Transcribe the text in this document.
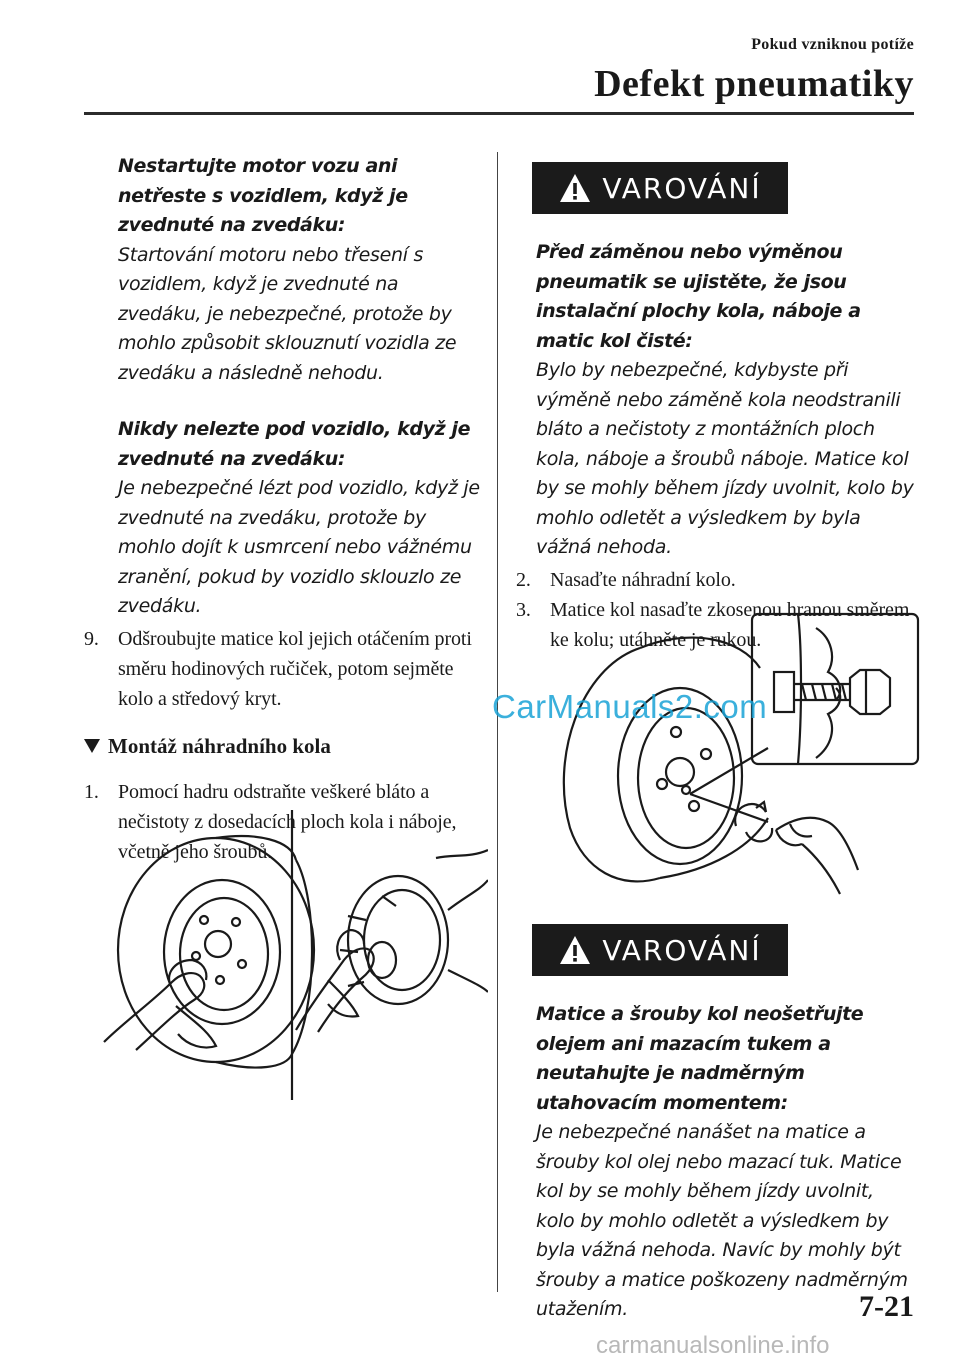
Pokud vzniknou potíže
Defekt pneumatiky
Nestartujte motor vozu ani netřeste s vozidlem, když je zvednuté na zvedáku:
Startování motoru nebo třesení s vozidlem, když je zvednuté na zvedáku, je nebezpečné, protože by mohlo způsobit sklouznutí vozidla ze zvedáku a následně nehodu.
Nikdy nelezte pod vozidlo, když je zvednuté na zvedáku:
Je nebezpečné lézt pod vozidlo, když je zvednuté na zvedáku, protože by mohlo dojít k usmrcení nebo vážnému zranění, pokud by vozidlo sklouzlo ze zvedáku.
9. Odšroubujte matice kol jejich otáčením proti směru hodinových ručiček, potom sejměte kolo a středový kryt.
Montáž náhradního kola
1. Pomocí hadru odstraňte veškeré bláto a nečistoty z dosedacích ploch kola i náboje, včetně jeho šroubů.
VAROVÁNÍ
Před záměnou nebo výměnou pneumatik se ujistěte, že jsou instalační plochy kola, náboje a matic kol čisté:
Bylo by nebezpečné, kdybyste při výměně nebo záměně kola neodstranili bláto a nečistoty z montážních ploch kola, náboje a šroubů náboje. Matice kol by se mohly během jízdy uvolnit, kolo by mohlo odletět a výsledkem by byla vážná nehoda.
2. Nasaďte náhradní kolo.
3. Matice kol nasaďte zkosenou hranou směrem ke kolu; utáhněte je rukou.
VAROVÁNÍ
Matice a šrouby kol neošetřujte olejem ani mazacím tukem a neutahujte je nadměrným utahovacím momentem:
Je nebezpečné nanášet na matice a šrouby kol olej nebo mazací tuk. Matice kol by se mohly během jízdy uvolnit, kolo by mohlo odletět a výsledkem by byla vážná nehoda. Navíc by mohly být šrouby a matice poškozeny nadměrným utažením.	7-21
CarManuals2.com
carmanualsonline.info
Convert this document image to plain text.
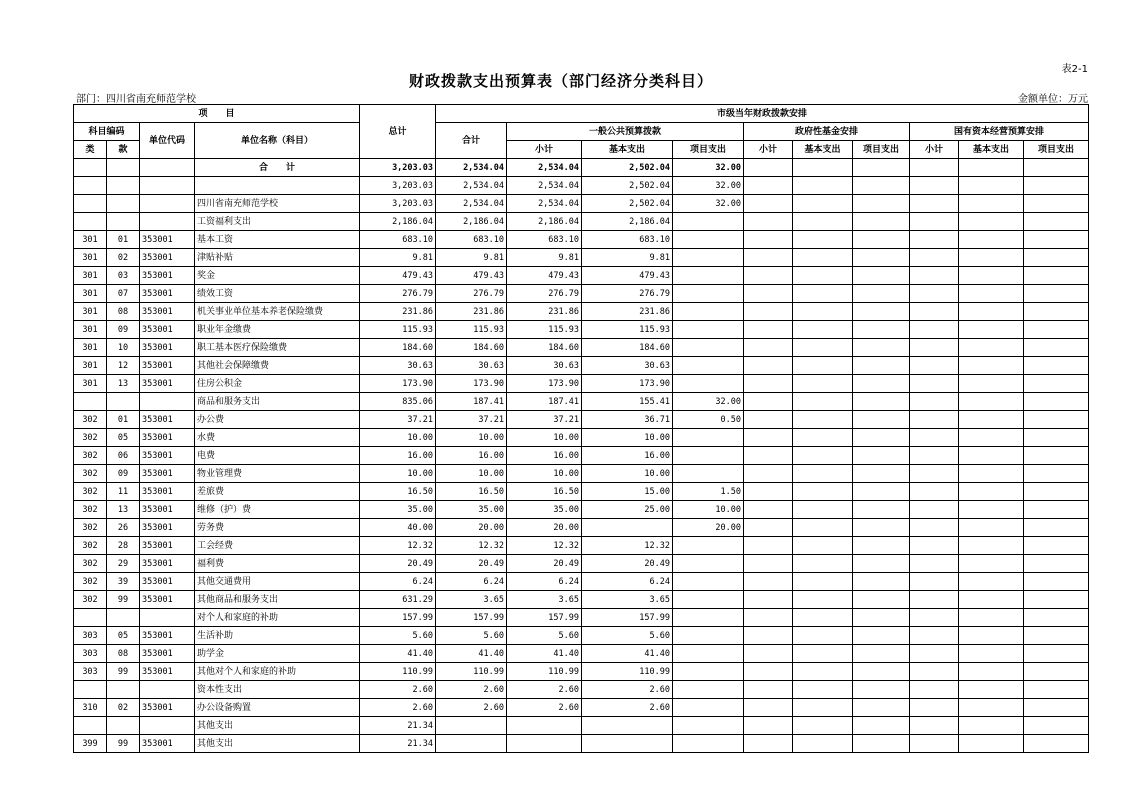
表2-1
财政拨款支出预算表（部门经济分类科目）
部门：四川省南充师范学校	金额单位：万元
项　　目				总计	市级当年财政拨款安排									
科目编码		单位代码	单位名称（科目）		合计	一般公共预算拨款			政府性基金安排			国有资本经营预算安排		
类	款					小计	基本支出	项目支出	小计	基本支出	项目支出	小计	基本支出	项目支出
			合　　计	3,203.03	2,534.04	2,534.04	2,502.04	32.00						
				3,203.03	2,534.04	2,534.04	2,502.04	32.00						
			四川省南充师范学校	3,203.03	2,534.04	2,534.04	2,502.04	32.00						
			工资福利支出	2,186.04	2,186.04	2,186.04	2,186.04							
301	01	353001	基本工资	683.10	683.10	683.10	683.10							
301	02	353001	津贴补贴	9.81	9.81	9.81	9.81							
301	03	353001	奖金	479.43	479.43	479.43	479.43							
301	07	353001	绩效工资	276.79	276.79	276.79	276.79							
301	08	353001	机关事业单位基本养老保险缴费	231.86	231.86	231.86	231.86							
301	09	353001	职业年金缴费	115.93	115.93	115.93	115.93							
301	10	353001	职工基本医疗保险缴费	184.60	184.60	184.60	184.60							
301	12	353001	其他社会保障缴费	30.63	30.63	30.63	30.63							
301	13	353001	住房公积金	173.90	173.90	173.90	173.90							
			商品和服务支出	835.06	187.41	187.41	155.41	32.00						
302	01	353001	办公费	37.21	37.21	37.21	36.71	0.50						
302	05	353001	水费	10.00	10.00	10.00	10.00							
302	06	353001	电费	16.00	16.00	16.00	16.00							
302	09	353001	物业管理费	10.00	10.00	10.00	10.00							
302	11	353001	差旅费	16.50	16.50	16.50	15.00	1.50						
302	13	353001	维修（护）费	35.00	35.00	35.00	25.00	10.00						
302	26	353001	劳务费	40.00	20.00	20.00		20.00						
302	28	353001	工会经费	12.32	12.32	12.32	12.32							
302	29	353001	福利费	20.49	20.49	20.49	20.49							
302	39	353001	其他交通费用	6.24	6.24	6.24	6.24							
302	99	353001	其他商品和服务支出	631.29	3.65	3.65	3.65							
			对个人和家庭的补助	157.99	157.99	157.99	157.99							
303	05	353001	生活补助	5.60	5.60	5.60	5.60							
303	08	353001	助学金	41.40	41.40	41.40	41.40							
303	99	353001	其他对个人和家庭的补助	110.99	110.99	110.99	110.99							
			资本性支出	2.60	2.60	2.60	2.60							
310	02	353001	办公设备购置	2.60	2.60	2.60	2.60							
			其他支出	21.34										
399	99	353001	其他支出	21.34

*DO THIS*. Can the entries above be repeated exactly, without their pictures?

*IN RESPONSE*.
Transcribe the text in this document.
Pokud vzniknou potíže
Defekt pneumatiky
Nestartujte motor vozu ani netřeste s vozidlem, když je zvednuté na zvedáku:
Startování motoru nebo třesení s vozidlem, když je zvednuté na zvedáku, je nebezpečné, protože by mohlo způsobit sklouznutí vozidla ze zvedáku a následně nehodu.
Nikdy nelezte pod vozidlo, když je zvednuté na zvedáku:
Je nebezpečné lézt pod vozidlo, když je zvednuté na zvedáku, protože by mohlo dojít k usmrcení nebo vážnému zranění, pokud by vozidlo sklouzlo ze zvedáku.
9. Odšroubujte matice kol jejich otáčením proti směru hodinových ručiček, potom sejměte kolo a středový kryt.
Montáž náhradního kola
1. Pomocí hadru odstraňte veškeré bláto a nečistoty z dosedacích ploch kola i náboje, včetně jeho šroubů.
VAROVÁNÍ
Před záměnou nebo výměnou pneumatik se ujistěte, že jsou instalační plochy kola, náboje a matic kol čisté:
Bylo by nebezpečné, kdybyste při výměně nebo záměně kola neodstranili bláto a nečistoty z montážních ploch kola, náboje a šroubů náboje. Matice kol by se mohly během jízdy uvolnit, kolo by mohlo odletět a výsledkem by byla vážná nehoda.
2. Nasaďte náhradní kolo.
3. Matice kol nasaďte zkosenou hranou směrem ke kolu; utáhněte je rukou.
VAROVÁNÍ
Matice a šrouby kol neošetřujte olejem ani mazacím tukem a neutahujte je nadměrným utahovacím momentem:
Je nebezpečné nanášet na matice a šrouby kol olej nebo mazací tuk. Matice kol by se mohly během jízdy uvolnit, kolo by mohlo odletět a výsledkem by byla vážná nehoda. Navíc by mohly být šrouby a matice poškozeny nadměrným utažením.	7-21
CarManuals2.com
carmanualsonline.info
Convert this document image to plain text.
表2-1
财政拨款支出预算表（部门经济分类科目）
部门：四川省南充师范学校	金额单位：万元
项　　目				总计	市级当年财政拨款安排									
科目编码		单位代码	单位名称（科目）		合计	一般公共预算拨款			政府性基金安排			国有资本经营预算安排		
类	款					小计	基本支出	项目支出	小计	基本支出	项目支出	小计	基本支出	项目支出
			合　　计	3,203.03	2,534.04	2,534.04	2,502.04	32.00						
				3,203.03	2,534.04	2,534.04	2,502.04	32.00						
			四川省南充师范学校	3,203.03	2,534.04	2,534.04	2,502.04	32.00						
			工资福利支出	2,186.04	2,186.04	2,186.04	2,186.04							
301	01	353001	基本工资	683.10	683.10	683.10	683.10							
301	02	353001	津贴补贴	9.81	9.81	9.81	9.81							
301	03	353001	奖金	479.43	479.43	479.43	479.43							
301	07	353001	绩效工资	276.79	276.79	276.79	276.79							
301	08	353001	机关事业单位基本养老保险缴费	231.86	231.86	231.86	231.86							
301	09	353001	职业年金缴费	115.93	115.93	115.93	115.93							
301	10	353001	职工基本医疗保险缴费	184.60	184.60	184.60	184.60							
301	12	353001	其他社会保障缴费	30.63	30.63	30.63	30.63							
301	13	353001	住房公积金	173.90	173.90	173.90	173.90							
			商品和服务支出	835.06	187.41	187.41	155.41	32.00						
302	01	353001	办公费	37.21	37.21	37.21	36.71	0.50						
302	05	353001	水费	10.00	10.00	10.00	10.00							
302	06	353001	电费	16.00	16.00	16.00	16.00							
302	09	353001	物业管理费	10.00	10.00	10.00	10.00							
302	11	353001	差旅费	16.50	16.50	16.50	15.00	1.50						
302	13	353001	维修（护）费	35.00	35.00	35.00	25.00	10.00						
302	26	353001	劳务费	40.00	20.00	20.00		20.00						
302	28	353001	工会经费	12.32	12.32	12.32	12.32							
302	29	353001	福利费	20.49	20.49	20.49	20.49							
302	39	353001	其他交通费用	6.24	6.24	6.24	6.24							
302	99	353001	其他商品和服务支出	631.29	3.65	3.65	3.65							
			对个人和家庭的补助	157.99	157.99	157.99	157.99							
303	05	353001	生活补助	5.60	5.60	5.60	5.60							
303	08	353001	助学金	41.40	41.40	41.40	41.40							
303	99	353001	其他对个人和家庭的补助	110.99	110.99	110.99	110.99							
			资本性支出	2.60	2.60	2.60	2.60							
310	02	353001	办公设备购置	2.60	2.60	2.60	2.60							
			其他支出	21.34										
399	99	353001	其他支出	21.34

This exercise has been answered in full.